## Begin Dataset entries

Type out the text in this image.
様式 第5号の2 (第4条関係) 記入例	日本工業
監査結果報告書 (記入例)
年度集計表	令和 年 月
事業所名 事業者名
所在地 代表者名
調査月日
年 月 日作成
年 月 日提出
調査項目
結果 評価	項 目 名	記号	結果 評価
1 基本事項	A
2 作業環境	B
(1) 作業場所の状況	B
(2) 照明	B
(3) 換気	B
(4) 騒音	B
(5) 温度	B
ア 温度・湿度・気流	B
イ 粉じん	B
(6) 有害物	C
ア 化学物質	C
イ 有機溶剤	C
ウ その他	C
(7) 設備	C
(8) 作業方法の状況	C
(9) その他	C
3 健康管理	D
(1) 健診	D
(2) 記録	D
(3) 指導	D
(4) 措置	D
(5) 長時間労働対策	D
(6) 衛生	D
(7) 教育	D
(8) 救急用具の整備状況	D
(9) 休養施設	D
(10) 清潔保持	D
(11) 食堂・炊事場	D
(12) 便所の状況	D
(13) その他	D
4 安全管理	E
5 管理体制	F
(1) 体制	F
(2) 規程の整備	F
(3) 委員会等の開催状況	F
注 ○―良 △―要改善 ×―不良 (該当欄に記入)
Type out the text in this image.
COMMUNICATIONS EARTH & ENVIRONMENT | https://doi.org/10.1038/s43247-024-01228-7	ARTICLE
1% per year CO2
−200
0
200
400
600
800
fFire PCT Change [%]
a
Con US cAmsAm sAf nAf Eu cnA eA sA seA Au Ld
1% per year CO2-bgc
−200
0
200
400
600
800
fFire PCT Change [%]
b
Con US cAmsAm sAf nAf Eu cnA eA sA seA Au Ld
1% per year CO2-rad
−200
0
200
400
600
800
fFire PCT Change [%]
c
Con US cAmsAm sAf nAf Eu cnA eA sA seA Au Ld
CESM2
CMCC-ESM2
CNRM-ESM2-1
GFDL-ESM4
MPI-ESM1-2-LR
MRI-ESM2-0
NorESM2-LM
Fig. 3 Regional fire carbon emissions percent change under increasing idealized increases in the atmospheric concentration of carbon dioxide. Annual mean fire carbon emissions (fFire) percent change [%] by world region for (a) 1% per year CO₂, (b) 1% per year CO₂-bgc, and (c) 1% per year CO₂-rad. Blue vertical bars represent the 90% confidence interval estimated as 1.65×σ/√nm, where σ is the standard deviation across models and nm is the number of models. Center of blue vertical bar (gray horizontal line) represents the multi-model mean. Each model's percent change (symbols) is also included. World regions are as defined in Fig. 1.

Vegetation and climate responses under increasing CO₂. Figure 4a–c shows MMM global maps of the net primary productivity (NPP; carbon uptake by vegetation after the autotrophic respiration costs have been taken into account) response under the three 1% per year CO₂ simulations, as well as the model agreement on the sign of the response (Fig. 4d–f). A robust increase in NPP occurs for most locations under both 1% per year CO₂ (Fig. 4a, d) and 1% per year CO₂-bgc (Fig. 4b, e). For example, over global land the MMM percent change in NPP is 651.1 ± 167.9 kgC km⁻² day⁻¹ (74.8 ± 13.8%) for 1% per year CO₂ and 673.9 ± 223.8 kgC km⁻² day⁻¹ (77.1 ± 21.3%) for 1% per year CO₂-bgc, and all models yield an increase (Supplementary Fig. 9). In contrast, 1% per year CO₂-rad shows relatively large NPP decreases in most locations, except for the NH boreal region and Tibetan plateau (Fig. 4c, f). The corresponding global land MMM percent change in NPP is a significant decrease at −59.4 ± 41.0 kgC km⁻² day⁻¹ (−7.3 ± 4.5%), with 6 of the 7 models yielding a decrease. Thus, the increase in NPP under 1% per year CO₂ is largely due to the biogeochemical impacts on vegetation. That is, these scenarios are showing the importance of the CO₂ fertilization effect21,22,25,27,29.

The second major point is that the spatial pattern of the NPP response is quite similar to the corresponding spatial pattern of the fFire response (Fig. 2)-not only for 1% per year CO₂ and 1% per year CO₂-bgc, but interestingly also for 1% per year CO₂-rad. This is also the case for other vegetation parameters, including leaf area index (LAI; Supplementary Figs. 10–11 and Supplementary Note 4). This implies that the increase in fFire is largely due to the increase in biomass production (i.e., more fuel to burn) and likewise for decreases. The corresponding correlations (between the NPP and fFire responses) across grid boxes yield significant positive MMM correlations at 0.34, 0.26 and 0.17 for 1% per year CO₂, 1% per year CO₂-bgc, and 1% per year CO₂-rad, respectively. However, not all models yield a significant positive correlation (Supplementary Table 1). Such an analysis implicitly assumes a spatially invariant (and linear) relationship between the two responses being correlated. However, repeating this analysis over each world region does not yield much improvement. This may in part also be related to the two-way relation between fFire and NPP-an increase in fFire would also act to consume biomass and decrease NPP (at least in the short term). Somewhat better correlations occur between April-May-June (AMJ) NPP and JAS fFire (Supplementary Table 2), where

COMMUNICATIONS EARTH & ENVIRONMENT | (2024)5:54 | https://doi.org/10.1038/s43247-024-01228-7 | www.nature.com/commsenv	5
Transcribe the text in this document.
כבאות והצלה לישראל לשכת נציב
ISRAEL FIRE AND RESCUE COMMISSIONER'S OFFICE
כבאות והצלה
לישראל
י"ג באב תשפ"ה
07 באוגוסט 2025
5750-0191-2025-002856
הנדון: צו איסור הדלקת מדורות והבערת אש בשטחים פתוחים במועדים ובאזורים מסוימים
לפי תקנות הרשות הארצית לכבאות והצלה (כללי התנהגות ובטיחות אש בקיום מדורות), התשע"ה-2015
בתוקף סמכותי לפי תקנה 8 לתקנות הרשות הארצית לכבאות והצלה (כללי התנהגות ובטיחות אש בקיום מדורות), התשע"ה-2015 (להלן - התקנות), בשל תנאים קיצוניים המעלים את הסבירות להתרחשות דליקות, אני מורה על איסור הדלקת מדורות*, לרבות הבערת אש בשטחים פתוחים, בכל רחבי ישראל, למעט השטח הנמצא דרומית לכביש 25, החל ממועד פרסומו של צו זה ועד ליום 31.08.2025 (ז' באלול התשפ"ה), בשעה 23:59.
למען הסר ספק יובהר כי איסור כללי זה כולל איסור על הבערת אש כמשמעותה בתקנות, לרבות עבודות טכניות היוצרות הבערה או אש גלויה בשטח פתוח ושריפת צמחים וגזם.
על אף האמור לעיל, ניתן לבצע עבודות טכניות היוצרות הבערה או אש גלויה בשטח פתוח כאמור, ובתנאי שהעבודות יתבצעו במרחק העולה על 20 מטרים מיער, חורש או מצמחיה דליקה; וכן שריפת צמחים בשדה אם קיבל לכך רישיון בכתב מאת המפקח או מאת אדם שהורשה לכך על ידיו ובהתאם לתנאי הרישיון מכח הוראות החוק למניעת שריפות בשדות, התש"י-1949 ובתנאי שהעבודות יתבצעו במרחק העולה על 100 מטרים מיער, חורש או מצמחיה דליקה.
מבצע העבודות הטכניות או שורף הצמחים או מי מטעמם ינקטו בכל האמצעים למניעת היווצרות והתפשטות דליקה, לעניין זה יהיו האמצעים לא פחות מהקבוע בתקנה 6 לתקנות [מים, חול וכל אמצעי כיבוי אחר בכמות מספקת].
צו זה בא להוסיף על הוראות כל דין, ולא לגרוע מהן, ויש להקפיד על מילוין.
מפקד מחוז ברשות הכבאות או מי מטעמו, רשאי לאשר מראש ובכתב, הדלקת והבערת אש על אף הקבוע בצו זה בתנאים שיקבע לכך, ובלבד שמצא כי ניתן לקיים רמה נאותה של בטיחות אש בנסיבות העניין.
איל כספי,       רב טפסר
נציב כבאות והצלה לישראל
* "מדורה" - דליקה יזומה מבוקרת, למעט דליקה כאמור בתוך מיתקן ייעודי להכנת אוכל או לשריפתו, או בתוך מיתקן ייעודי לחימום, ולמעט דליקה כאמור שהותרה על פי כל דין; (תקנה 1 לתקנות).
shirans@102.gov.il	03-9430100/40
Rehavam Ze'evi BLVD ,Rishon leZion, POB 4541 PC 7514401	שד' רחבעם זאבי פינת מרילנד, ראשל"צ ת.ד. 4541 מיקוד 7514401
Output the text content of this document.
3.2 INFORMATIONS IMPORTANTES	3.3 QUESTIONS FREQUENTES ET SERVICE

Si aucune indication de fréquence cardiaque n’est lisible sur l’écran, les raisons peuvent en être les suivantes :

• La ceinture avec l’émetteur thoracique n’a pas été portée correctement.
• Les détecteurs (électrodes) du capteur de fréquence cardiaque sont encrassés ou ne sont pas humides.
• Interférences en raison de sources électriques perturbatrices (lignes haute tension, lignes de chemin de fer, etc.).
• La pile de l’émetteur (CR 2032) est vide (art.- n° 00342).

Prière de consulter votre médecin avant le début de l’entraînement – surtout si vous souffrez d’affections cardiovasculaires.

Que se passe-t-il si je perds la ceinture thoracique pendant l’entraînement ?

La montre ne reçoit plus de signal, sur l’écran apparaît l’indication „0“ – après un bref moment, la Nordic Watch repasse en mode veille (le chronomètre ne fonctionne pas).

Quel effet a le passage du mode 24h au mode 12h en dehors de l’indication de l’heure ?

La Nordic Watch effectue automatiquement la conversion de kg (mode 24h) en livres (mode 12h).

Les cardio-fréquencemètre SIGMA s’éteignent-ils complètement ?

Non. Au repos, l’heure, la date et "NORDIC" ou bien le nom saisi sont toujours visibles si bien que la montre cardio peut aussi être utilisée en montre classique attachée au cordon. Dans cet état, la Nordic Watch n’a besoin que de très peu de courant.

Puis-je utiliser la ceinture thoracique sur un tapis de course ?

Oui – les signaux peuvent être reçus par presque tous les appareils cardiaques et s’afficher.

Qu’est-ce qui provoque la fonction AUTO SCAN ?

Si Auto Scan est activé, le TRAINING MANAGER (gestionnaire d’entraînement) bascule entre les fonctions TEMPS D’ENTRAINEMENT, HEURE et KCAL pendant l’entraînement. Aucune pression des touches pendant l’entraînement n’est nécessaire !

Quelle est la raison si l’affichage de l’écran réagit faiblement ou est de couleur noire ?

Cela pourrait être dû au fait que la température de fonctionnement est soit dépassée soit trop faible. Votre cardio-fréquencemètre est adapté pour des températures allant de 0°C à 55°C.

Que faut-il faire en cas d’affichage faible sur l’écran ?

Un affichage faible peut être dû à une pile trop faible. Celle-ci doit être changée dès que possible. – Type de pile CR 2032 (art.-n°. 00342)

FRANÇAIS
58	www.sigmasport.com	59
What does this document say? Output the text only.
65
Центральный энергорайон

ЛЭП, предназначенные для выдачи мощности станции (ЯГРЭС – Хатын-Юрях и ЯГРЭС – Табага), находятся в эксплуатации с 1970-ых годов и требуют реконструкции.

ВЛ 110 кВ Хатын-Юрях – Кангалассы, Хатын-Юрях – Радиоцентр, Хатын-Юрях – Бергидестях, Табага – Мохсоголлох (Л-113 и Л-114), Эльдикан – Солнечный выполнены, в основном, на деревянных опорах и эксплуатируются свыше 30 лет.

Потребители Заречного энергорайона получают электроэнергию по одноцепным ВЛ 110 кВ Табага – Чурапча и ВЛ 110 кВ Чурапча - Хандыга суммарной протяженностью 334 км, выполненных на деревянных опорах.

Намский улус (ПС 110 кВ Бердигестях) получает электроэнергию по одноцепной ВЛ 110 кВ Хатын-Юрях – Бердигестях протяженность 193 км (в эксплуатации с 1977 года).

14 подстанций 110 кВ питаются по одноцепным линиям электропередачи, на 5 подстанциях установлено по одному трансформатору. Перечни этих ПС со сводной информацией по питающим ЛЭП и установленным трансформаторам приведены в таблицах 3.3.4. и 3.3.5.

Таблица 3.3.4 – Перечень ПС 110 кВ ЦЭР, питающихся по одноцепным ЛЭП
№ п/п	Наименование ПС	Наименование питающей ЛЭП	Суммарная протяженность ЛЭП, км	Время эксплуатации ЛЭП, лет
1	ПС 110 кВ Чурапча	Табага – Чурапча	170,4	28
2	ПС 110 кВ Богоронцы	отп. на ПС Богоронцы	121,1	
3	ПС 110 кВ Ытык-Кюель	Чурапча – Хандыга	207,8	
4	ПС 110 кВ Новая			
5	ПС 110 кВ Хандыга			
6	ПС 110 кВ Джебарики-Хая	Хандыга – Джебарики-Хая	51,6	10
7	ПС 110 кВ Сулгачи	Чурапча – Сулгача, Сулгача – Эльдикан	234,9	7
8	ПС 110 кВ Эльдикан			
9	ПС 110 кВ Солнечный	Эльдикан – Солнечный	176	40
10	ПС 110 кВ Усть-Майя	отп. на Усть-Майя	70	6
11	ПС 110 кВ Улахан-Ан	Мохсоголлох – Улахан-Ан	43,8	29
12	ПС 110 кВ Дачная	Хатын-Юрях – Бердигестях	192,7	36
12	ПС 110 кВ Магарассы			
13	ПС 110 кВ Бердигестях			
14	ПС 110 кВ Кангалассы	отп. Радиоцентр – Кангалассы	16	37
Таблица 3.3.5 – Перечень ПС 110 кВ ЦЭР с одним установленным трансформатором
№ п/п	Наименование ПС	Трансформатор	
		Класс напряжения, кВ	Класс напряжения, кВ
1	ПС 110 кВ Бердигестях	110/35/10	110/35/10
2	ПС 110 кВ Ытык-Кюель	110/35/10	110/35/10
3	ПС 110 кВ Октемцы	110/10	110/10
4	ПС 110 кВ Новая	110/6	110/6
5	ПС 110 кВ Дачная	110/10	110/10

## End Dataset entries

■ The request: Collect each line above holding the string "peut".

■ Response to this task:
Non. Au repos, l’heure, la date et "NORDIC" ou bien le nom saisi sont toujours visibles si bien que la montre cardio peut aussi être utilisée en montre classique attachée au cordon. Dans cet état, la Nordic Watch n’a besoin que de très peu de courant.
Un affichage faible peut être dû à une pile trop faible. Celle-ci doit être changée dès que possible. – Type de pile CR 2032 (art.-n°. 00342)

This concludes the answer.